[WORK INSTRUCTIONS]
Copy the records below exactly, leaving out any pictures.

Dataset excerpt
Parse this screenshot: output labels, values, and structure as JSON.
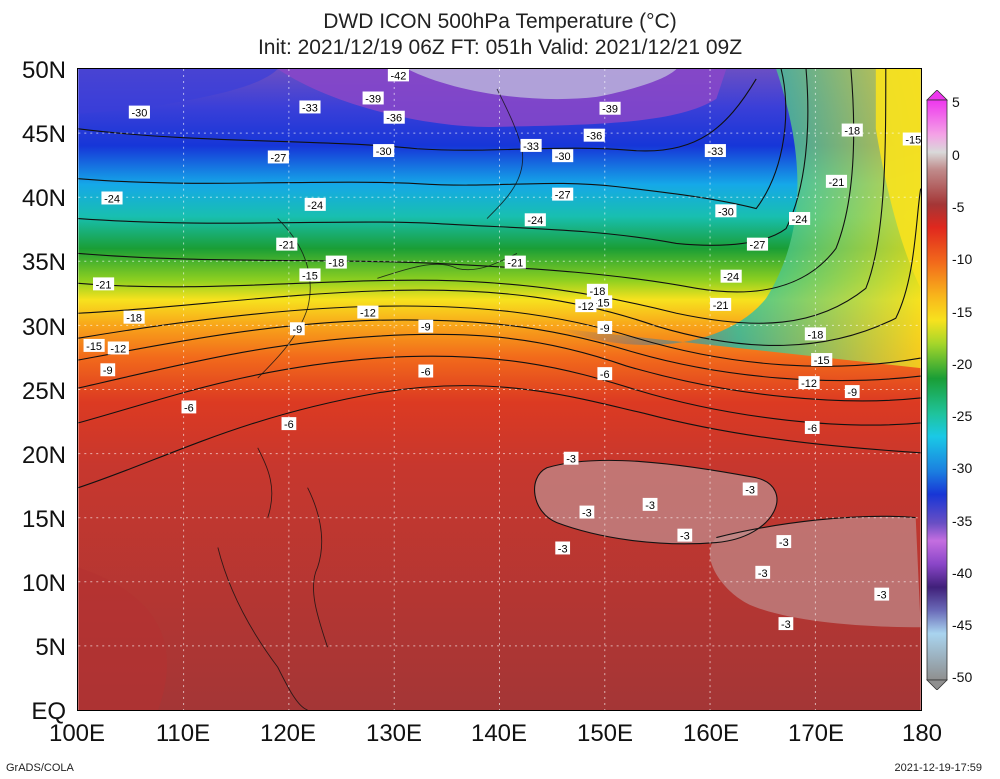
{
  "title_line1": "DWD ICON 500hPa Temperature (°C)",
  "title_line2": "Init: 2021/12/19 06Z  FT: 051h  Valid: 2021/12/21 09Z",
  "lat_labels": [
    "50N",
    "45N",
    "40N",
    "35N",
    "30N",
    "25N",
    "20N",
    "15N",
    "10N",
    "5N",
    "EQ"
  ],
  "lon_labels": [
    "100E",
    "110E",
    "120E",
    "130E",
    "140E",
    "150E",
    "160E",
    "170E",
    "180"
  ],
  "colorbar_labels": [
    "5",
    "0",
    "-5",
    "-10",
    "-15",
    "-20",
    "-25",
    "-30",
    "-35",
    "-40",
    "-45",
    "-50"
  ],
  "footer_left": "GrADS/COLA",
  "footer_right": "2021-12-19-17:59",
  "contour_labels": [
    {
      "t": "-42",
      "lon": 130.4,
      "lat": 49.5
    },
    {
      "t": "-39",
      "lon": 128.0,
      "lat": 47.7
    },
    {
      "t": "-39",
      "lon": 150.5,
      "lat": 46.9
    },
    {
      "t": "-36",
      "lon": 130.0,
      "lat": 46.2
    },
    {
      "t": "-36",
      "lon": 149.0,
      "lat": 44.8
    },
    {
      "t": "-33",
      "lon": 122.0,
      "lat": 47.0
    },
    {
      "t": "-33",
      "lon": 143.0,
      "lat": 44.0
    },
    {
      "t": "-33",
      "lon": 160.5,
      "lat": 43.6
    },
    {
      "t": "-30",
      "lon": 105.8,
      "lat": 46.6
    },
    {
      "t": "-30",
      "lon": 129.0,
      "lat": 43.6
    },
    {
      "t": "-30",
      "lon": 146.0,
      "lat": 43.2
    },
    {
      "t": "-30",
      "lon": 161.5,
      "lat": 38.9
    },
    {
      "t": "-27",
      "lon": 119.0,
      "lat": 43.1
    },
    {
      "t": "-27",
      "lon": 146.0,
      "lat": 40.2
    },
    {
      "t": "-27",
      "lon": 164.5,
      "lat": 36.3
    },
    {
      "t": "-24",
      "lon": 103.2,
      "lat": 39.9
    },
    {
      "t": "-24",
      "lon": 122.5,
      "lat": 39.4
    },
    {
      "t": "-24",
      "lon": 143.4,
      "lat": 38.2
    },
    {
      "t": "-24",
      "lon": 168.5,
      "lat": 38.3
    },
    {
      "t": "-24",
      "lon": 162.0,
      "lat": 33.8
    },
    {
      "t": "-21",
      "lon": 102.4,
      "lat": 33.2
    },
    {
      "t": "-21",
      "lon": 119.8,
      "lat": 36.3
    },
    {
      "t": "-21",
      "lon": 141.5,
      "lat": 34.9
    },
    {
      "t": "-21",
      "lon": 161.0,
      "lat": 31.6
    },
    {
      "t": "-21",
      "lon": 172.0,
      "lat": 41.2
    },
    {
      "t": "-18",
      "lon": 124.5,
      "lat": 34.9
    },
    {
      "t": "-18",
      "lon": 105.3,
      "lat": 30.6
    },
    {
      "t": "-18",
      "lon": 149.3,
      "lat": 32.7
    },
    {
      "t": "-18",
      "lon": 170.0,
      "lat": 29.3
    },
    {
      "t": "-18",
      "lon": 173.5,
      "lat": 45.2
    },
    {
      "t": "-15",
      "lon": 122.0,
      "lat": 33.9
    },
    {
      "t": "-15",
      "lon": 101.5,
      "lat": 28.4
    },
    {
      "t": "-15",
      "lon": 149.7,
      "lat": 31.8
    },
    {
      "t": "-15",
      "lon": 170.6,
      "lat": 27.3
    },
    {
      "t": "-15",
      "lon": 179.3,
      "lat": 44.5
    },
    {
      "t": "-12",
      "lon": 127.5,
      "lat": 31.0
    },
    {
      "t": "-12",
      "lon": 103.8,
      "lat": 28.2
    },
    {
      "t": "-12",
      "lon": 148.2,
      "lat": 31.5
    },
    {
      "t": "-12",
      "lon": 169.4,
      "lat": 25.5
    },
    {
      "t": "-9",
      "lon": 120.8,
      "lat": 29.7
    },
    {
      "t": "-9",
      "lon": 133.0,
      "lat": 29.9
    },
    {
      "t": "-9",
      "lon": 102.8,
      "lat": 26.5
    },
    {
      "t": "-9",
      "lon": 150.0,
      "lat": 29.8
    },
    {
      "t": "-9",
      "lon": 173.5,
      "lat": 24.8
    },
    {
      "t": "-6",
      "lon": 110.5,
      "lat": 23.6
    },
    {
      "t": "-6",
      "lon": 120.0,
      "lat": 22.3
    },
    {
      "t": "-6",
      "lon": 133.0,
      "lat": 26.4
    },
    {
      "t": "-6",
      "lon": 150.0,
      "lat": 26.2
    },
    {
      "t": "-6",
      "lon": 169.7,
      "lat": 22.0
    },
    {
      "t": "-3",
      "lon": 146.8,
      "lat": 19.6
    },
    {
      "t": "-3",
      "lon": 154.3,
      "lat": 16.0
    },
    {
      "t": "-3",
      "lon": 163.8,
      "lat": 17.2
    },
    {
      "t": "-3",
      "lon": 148.3,
      "lat": 15.4
    },
    {
      "t": "-3",
      "lon": 157.6,
      "lat": 13.6
    },
    {
      "t": "-3",
      "lon": 146.0,
      "lat": 12.6
    },
    {
      "t": "-3",
      "lon": 167.0,
      "lat": 13.1
    },
    {
      "t": "-3",
      "lon": 165.0,
      "lat": 10.7
    },
    {
      "t": "-3",
      "lon": 176.3,
      "lat": 9.0
    },
    {
      "t": "-3",
      "lon": 167.2,
      "lat": 6.7
    }
  ],
  "colors": {
    "warm_red": "#d23a2a",
    "dark_red": "#9c3434",
    "pink_gray": "#c08b8b",
    "orange": "#f26a1b",
    "yellow": "#f7e21e",
    "green": "#1a9e36",
    "cyan": "#1ac9e6",
    "blue": "#1836d6",
    "purple": "#8a46c8",
    "lavender": "#b9b1dc"
  }
}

[OUTPUT FOR THIS TASK]
Parse this screenshot: output labels, values, and structure as JSON.
{
  "title_line1": "DWD ICON 500hPa Temperature (°C)",
  "title_line2": "Init: 2021/12/19 06Z  FT: 051h  Valid: 2021/12/21 09Z",
  "lat_labels": [
    "50N",
    "45N",
    "40N",
    "35N",
    "30N",
    "25N",
    "20N",
    "15N",
    "10N",
    "5N",
    "EQ"
  ],
  "lon_labels": [
    "100E",
    "110E",
    "120E",
    "130E",
    "140E",
    "150E",
    "160E",
    "170E",
    "180"
  ],
  "colorbar_labels": [
    "5",
    "0",
    "-5",
    "-10",
    "-15",
    "-20",
    "-25",
    "-30",
    "-35",
    "-40",
    "-45",
    "-50"
  ],
  "footer_left": "GrADS/COLA",
  "footer_right": "2021-12-19-17:59",
  "contour_labels": [
    {
      "t": "-42",
      "lon": 130.4,
      "lat": 49.5
    },
    {
      "t": "-39",
      "lon": 128.0,
      "lat": 47.7
    },
    {
      "t": "-39",
      "lon": 150.5,
      "lat": 46.9
    },
    {
      "t": "-36",
      "lon": 130.0,
      "lat": 46.2
    },
    {
      "t": "-36",
      "lon": 149.0,
      "lat": 44.8
    },
    {
      "t": "-33",
      "lon": 122.0,
      "lat": 47.0
    },
    {
      "t": "-33",
      "lon": 143.0,
      "lat": 44.0
    },
    {
      "t": "-33",
      "lon": 160.5,
      "lat": 43.6
    },
    {
      "t": "-30",
      "lon": 105.8,
      "lat": 46.6
    },
    {
      "t": "-30",
      "lon": 129.0,
      "lat": 43.6
    },
    {
      "t": "-30",
      "lon": 146.0,
      "lat": 43.2
    },
    {
      "t": "-30",
      "lon": 161.5,
      "lat": 38.9
    },
    {
      "t": "-27",
      "lon": 119.0,
      "lat": 43.1
    },
    {
      "t": "-27",
      "lon": 146.0,
      "lat": 40.2
    },
    {
      "t": "-27",
      "lon": 164.5,
      "lat": 36.3
    },
    {
      "t": "-24",
      "lon": 103.2,
      "lat": 39.9
    },
    {
      "t": "-24",
      "lon": 122.5,
      "lat": 39.4
    },
    {
      "t": "-24",
      "lon": 143.4,
      "lat": 38.2
    },
    {
      "t": "-24",
      "lon": 168.5,
      "lat": 38.3
    },
    {
      "t": "-24",
      "lon": 162.0,
      "lat": 33.8
    },
    {
      "t": "-21",
      "lon": 102.4,
      "lat": 33.2
    },
    {
      "t": "-21",
      "lon": 119.8,
      "lat": 36.3
    },
    {
      "t": "-21",
      "lon": 141.5,
      "lat": 34.9
    },
    {
      "t": "-21",
      "lon": 161.0,
      "lat": 31.6
    },
    {
      "t": "-21",
      "lon": 172.0,
      "lat": 41.2
    },
    {
      "t": "-18",
      "lon": 124.5,
      "lat": 34.9
    },
    {
      "t": "-18",
      "lon": 105.3,
      "lat": 30.6
    },
    {
      "t": "-18",
      "lon": 149.3,
      "lat": 32.7
    },
    {
      "t": "-18",
      "lon": 170.0,
      "lat": 29.3
    },
    {
      "t": "-18",
      "lon": 173.5,
      "lat": 45.2
    },
    {
      "t": "-15",
      "lon": 122.0,
      "lat": 33.9
    },
    {
      "t": "-15",
      "lon": 101.5,
      "lat": 28.4
    },
    {
      "t": "-15",
      "lon": 149.7,
      "lat": 31.8
    },
    {
      "t": "-15",
      "lon": 170.6,
      "lat": 27.3
    },
    {
      "t": "-15",
      "lon": 179.3,
      "lat": 44.5
    },
    {
      "t": "-12",
      "lon": 127.5,
      "lat": 31.0
    },
    {
      "t": "-12",
      "lon": 103.8,
      "lat": 28.2
    },
    {
      "t": "-12",
      "lon": 148.2,
      "lat": 31.5
    },
    {
      "t": "-12",
      "lon": 169.4,
      "lat": 25.5
    },
    {
      "t": "-9",
      "lon": 120.8,
      "lat": 29.7
    },
    {
      "t": "-9",
      "lon": 133.0,
      "lat": 29.9
    },
    {
      "t": "-9",
      "lon": 102.8,
      "lat": 26.5
    },
    {
      "t": "-9",
      "lon": 150.0,
      "lat": 29.8
    },
    {
      "t": "-9",
      "lon": 173.5,
      "lat": 24.8
    },
    {
      "t": "-6",
      "lon": 110.5,
      "lat": 23.6
    },
    {
      "t": "-6",
      "lon": 120.0,
      "lat": 22.3
    },
    {
      "t": "-6",
      "lon": 133.0,
      "lat": 26.4
    },
    {
      "t": "-6",
      "lon": 150.0,
      "lat": 26.2
    },
    {
      "t": "-6",
      "lon": 169.7,
      "lat": 22.0
    },
    {
      "t": "-3",
      "lon": 146.8,
      "lat": 19.6
    },
    {
      "t": "-3",
      "lon": 154.3,
      "lat": 16.0
    },
    {
      "t": "-3",
      "lon": 163.8,
      "lat": 17.2
    },
    {
      "t": "-3",
      "lon": 148.3,
      "lat": 15.4
    },
    {
      "t": "-3",
      "lon": 157.6,
      "lat": 13.6
    },
    {
      "t": "-3",
      "lon": 146.0,
      "lat": 12.6
    },
    {
      "t": "-3",
      "lon": 167.0,
      "lat": 13.1
    },
    {
      "t": "-3",
      "lon": 165.0,
      "lat": 10.7
    },
    {
      "t": "-3",
      "lon": 176.3,
      "lat": 9.0
    },
    {
      "t": "-3",
      "lon": 167.2,
      "lat": 6.7
    }
  ],
  "colors": {
    "warm_red": "#d23a2a",
    "dark_red": "#9c3434",
    "pink_gray": "#c08b8b",
    "orange": "#f26a1b",
    "yellow": "#f7e21e",
    "green": "#1a9e36",
    "cyan": "#1ac9e6",
    "blue": "#1836d6",
    "purple": "#8a46c8",
    "lavender": "#b9b1dc"
  }
}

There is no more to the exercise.